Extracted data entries
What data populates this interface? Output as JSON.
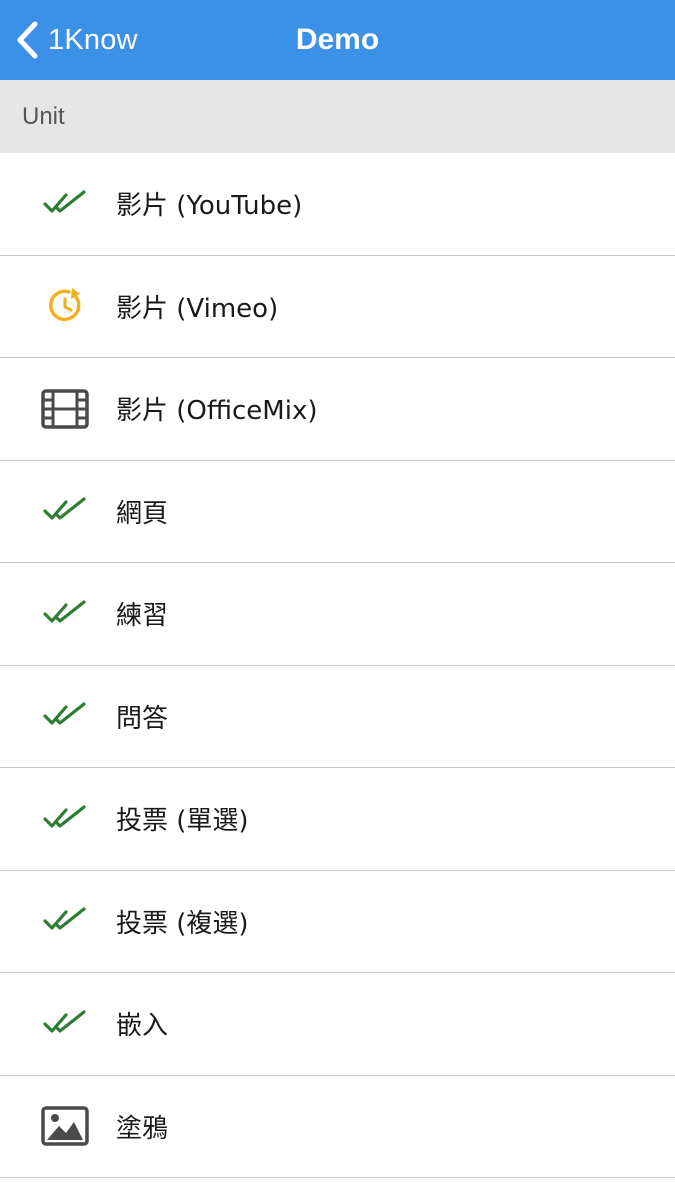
{
  "nav": {
    "back_label": "1Know",
    "title": "Demo"
  },
  "section": {
    "header": "Unit"
  },
  "items": [
    {
      "label": "影片 (YouTube)",
      "status": "completed"
    },
    {
      "label": "影片 (Vimeo)",
      "status": "in-progress"
    },
    {
      "label": "影片 (OfficeMix)",
      "status": "video"
    },
    {
      "label": "網頁",
      "status": "completed"
    },
    {
      "label": "練習",
      "status": "completed"
    },
    {
      "label": "問答",
      "status": "completed"
    },
    {
      "label": "投票 (單選)",
      "status": "completed"
    },
    {
      "label": "投票 (複選)",
      "status": "completed"
    },
    {
      "label": "嵌入",
      "status": "completed"
    },
    {
      "label": "塗鴉",
      "status": "image"
    }
  ],
  "colors": {
    "nav_background": "#3b91e8",
    "check_green": "#2e7d32",
    "progress_orange": "#f2b01e",
    "icon_gray": "#4a4a4a",
    "section_background": "#e6e6e6"
  },
  "icons": {
    "back": "chevron-left-icon",
    "completed": "double-check-icon",
    "in_progress": "clock-replay-icon",
    "video": "film-icon",
    "image": "image-icon"
  }
}
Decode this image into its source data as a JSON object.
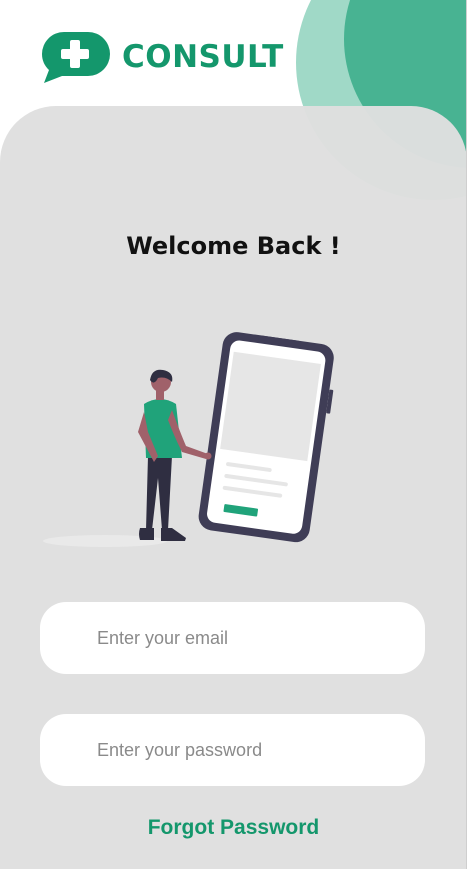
{
  "brand": {
    "name": "CONSULT",
    "logo_icon": "chat-bubble-plus-icon",
    "accent_color": "#14976c"
  },
  "welcome": {
    "title": "Welcome Back !"
  },
  "illustration": {
    "name": "person-with-phone-illustration"
  },
  "login": {
    "email_placeholder": "Enter your email",
    "password_placeholder": "Enter your password",
    "forgot_password": "Forgot Password"
  }
}
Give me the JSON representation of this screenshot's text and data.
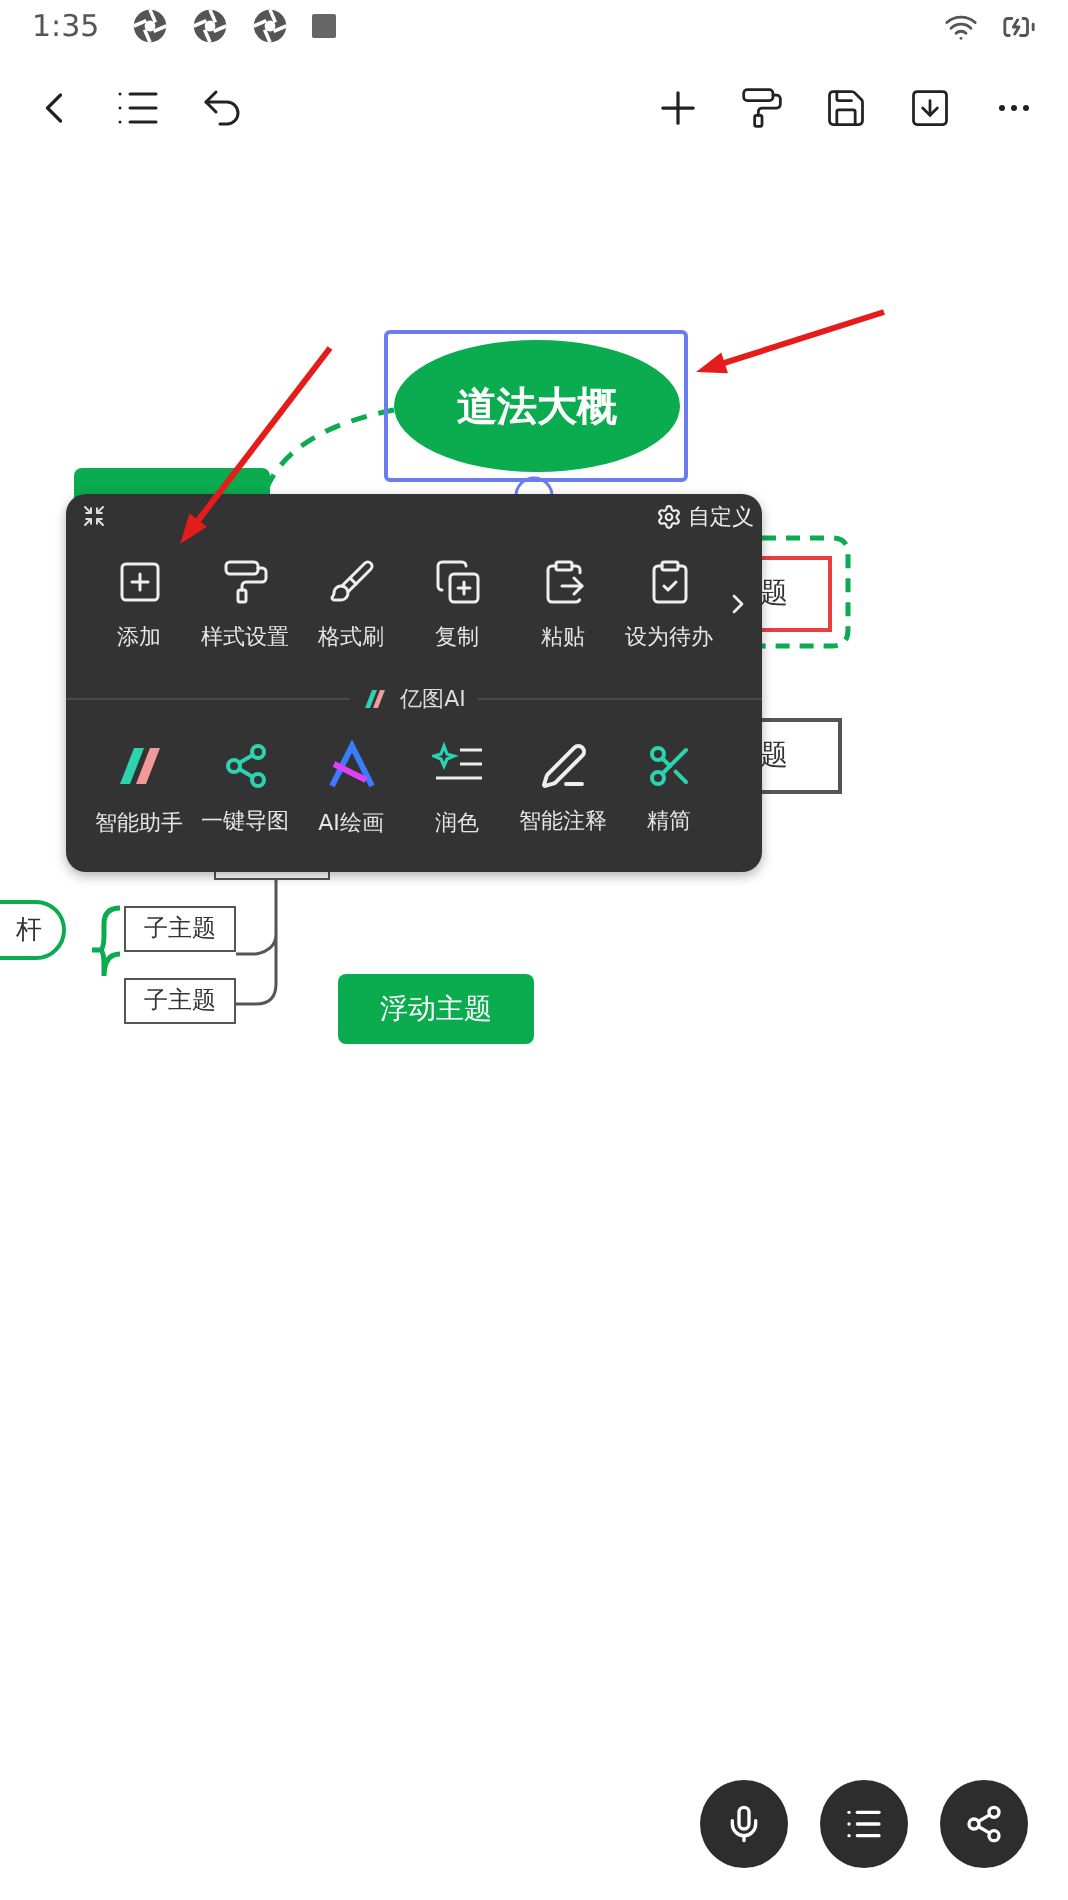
{
  "status_bar": {
    "time": "1:35"
  },
  "mind_map": {
    "central_topic": "道法大概",
    "partial_topics": [
      "题",
      "题"
    ],
    "left_topic": "杆",
    "subtopics": [
      "子主题",
      "子主题"
    ],
    "floating_topic": "浮动主题"
  },
  "context_menu": {
    "customize": "自定义",
    "ai_section_title": "亿图AI",
    "actions": [
      {
        "label": "添加"
      },
      {
        "label": "样式设置"
      },
      {
        "label": "格式刷"
      },
      {
        "label": "复制"
      },
      {
        "label": "粘贴"
      },
      {
        "label": "设为待办"
      }
    ],
    "ai_actions": [
      {
        "label": "智能助手"
      },
      {
        "label": "一键导图"
      },
      {
        "label": "AI绘画"
      },
      {
        "label": "润色"
      },
      {
        "label": "智能注释"
      },
      {
        "label": "精简"
      }
    ]
  }
}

# [Instruction]
Each record above is to be restated exactly, with its pictures removed from the copy.

# [Exercise response]
What data populates this interface? Output as JSON.
{
  "nav": {
    "back_label": "1Know",
    "title": "Demo"
  },
  "section": {
    "header": "Unit"
  },
  "items": [
    {
      "label": "影片 (YouTube)",
      "status": "completed"
    },
    {
      "label": "影片 (Vimeo)",
      "status": "in-progress"
    },
    {
      "label": "影片 (OfficeMix)",
      "status": "video"
    },
    {
      "label": "網頁",
      "status": "completed"
    },
    {
      "label": "練習",
      "status": "completed"
    },
    {
      "label": "問答",
      "status": "completed"
    },
    {
      "label": "投票 (單選)",
      "status": "completed"
    },
    {
      "label": "投票 (複選)",
      "status": "completed"
    },
    {
      "label": "嵌入",
      "status": "completed"
    },
    {
      "label": "塗鴉",
      "status": "image"
    }
  ],
  "colors": {
    "nav_background": "#3b91e8",
    "check_green": "#2e7d32",
    "progress_orange": "#f2b01e",
    "icon_gray": "#4a4a4a",
    "section_background": "#e6e6e6"
  },
  "icons": {
    "back": "chevron-left-icon",
    "completed": "double-check-icon",
    "in_progress": "clock-replay-icon",
    "video": "film-icon",
    "image": "image-icon"
  }
}
Decode this image into its source data as a JSON object.
{
  "brand": {
    "name": "CONSULT",
    "logo_icon": "chat-bubble-plus-icon",
    "accent_color": "#14976c"
  },
  "welcome": {
    "title": "Welcome Back !"
  },
  "illustration": {
    "name": "person-with-phone-illustration"
  },
  "login": {
    "email_placeholder": "Enter your email",
    "password_placeholder": "Enter your password",
    "forgot_password": "Forgot Password"
  }
}
Give me the JSON representation of this screenshot's text and data.
{
  "status_bar": {
    "time": "1:35"
  },
  "mind_map": {
    "central_topic": "道法大概",
    "partial_topics": [
      "题",
      "题"
    ],
    "left_topic": "杆",
    "subtopics": [
      "子主题",
      "子主题"
    ],
    "floating_topic": "浮动主题"
  },
  "context_menu": {
    "customize": "自定义",
    "ai_section_title": "亿图AI",
    "actions": [
      {
        "label": "添加"
      },
      {
        "label": "样式设置"
      },
      {
        "label": "格式刷"
      },
      {
        "label": "复制"
      },
      {
        "label": "粘贴"
      },
      {
        "label": "设为待办"
      }
    ],
    "ai_actions": [
      {
        "label": "智能助手"
      },
      {
        "label": "一键导图"
      },
      {
        "label": "AI绘画"
      },
      {
        "label": "润色"
      },
      {
        "label": "智能注释"
      },
      {
        "label": "精简"
      }
    ]
  }
}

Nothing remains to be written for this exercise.